-------- Record list --------

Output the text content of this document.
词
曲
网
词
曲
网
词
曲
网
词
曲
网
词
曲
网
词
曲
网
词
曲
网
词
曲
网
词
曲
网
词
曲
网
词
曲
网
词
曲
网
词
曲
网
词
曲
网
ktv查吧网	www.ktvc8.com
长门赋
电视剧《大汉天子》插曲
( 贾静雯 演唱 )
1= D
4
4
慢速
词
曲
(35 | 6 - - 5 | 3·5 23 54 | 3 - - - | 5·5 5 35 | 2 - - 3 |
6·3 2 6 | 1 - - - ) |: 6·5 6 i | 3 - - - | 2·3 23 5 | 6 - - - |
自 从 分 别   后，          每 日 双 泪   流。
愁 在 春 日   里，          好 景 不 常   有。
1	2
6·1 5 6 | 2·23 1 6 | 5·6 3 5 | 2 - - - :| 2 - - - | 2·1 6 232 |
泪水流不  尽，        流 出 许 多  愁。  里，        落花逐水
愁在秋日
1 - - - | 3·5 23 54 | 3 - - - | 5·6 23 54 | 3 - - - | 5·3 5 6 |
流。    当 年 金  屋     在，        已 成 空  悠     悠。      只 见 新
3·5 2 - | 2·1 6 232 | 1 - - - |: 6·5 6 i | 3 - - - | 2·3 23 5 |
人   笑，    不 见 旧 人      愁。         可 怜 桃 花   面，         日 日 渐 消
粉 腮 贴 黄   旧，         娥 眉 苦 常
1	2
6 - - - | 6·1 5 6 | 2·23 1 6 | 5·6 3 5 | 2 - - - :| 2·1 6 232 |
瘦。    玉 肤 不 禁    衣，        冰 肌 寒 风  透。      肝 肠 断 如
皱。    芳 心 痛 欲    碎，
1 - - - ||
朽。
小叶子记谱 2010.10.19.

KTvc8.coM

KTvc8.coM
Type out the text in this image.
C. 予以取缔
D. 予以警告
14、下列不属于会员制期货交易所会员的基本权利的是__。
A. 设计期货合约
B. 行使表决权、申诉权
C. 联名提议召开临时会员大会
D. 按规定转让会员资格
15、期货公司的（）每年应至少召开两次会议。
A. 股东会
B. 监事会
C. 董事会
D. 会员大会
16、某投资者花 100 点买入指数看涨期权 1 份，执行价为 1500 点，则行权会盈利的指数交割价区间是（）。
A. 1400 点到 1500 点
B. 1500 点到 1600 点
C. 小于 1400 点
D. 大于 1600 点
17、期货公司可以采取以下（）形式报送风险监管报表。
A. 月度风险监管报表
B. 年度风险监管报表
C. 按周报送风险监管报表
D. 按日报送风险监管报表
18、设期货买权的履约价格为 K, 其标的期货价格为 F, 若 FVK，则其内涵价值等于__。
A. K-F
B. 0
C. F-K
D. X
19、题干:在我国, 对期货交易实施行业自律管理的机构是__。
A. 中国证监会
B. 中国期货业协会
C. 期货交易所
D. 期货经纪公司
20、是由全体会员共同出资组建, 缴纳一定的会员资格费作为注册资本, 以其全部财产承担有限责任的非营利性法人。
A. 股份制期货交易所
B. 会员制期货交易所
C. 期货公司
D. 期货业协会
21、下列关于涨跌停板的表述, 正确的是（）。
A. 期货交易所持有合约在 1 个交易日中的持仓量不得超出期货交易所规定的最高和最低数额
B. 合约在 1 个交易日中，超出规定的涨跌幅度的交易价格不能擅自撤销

--------

◆ What this task involves
Copy out each line of the records that holds the string "text".

◆ Solution to the problem
Output the text content of this document.
Type out the text in this image.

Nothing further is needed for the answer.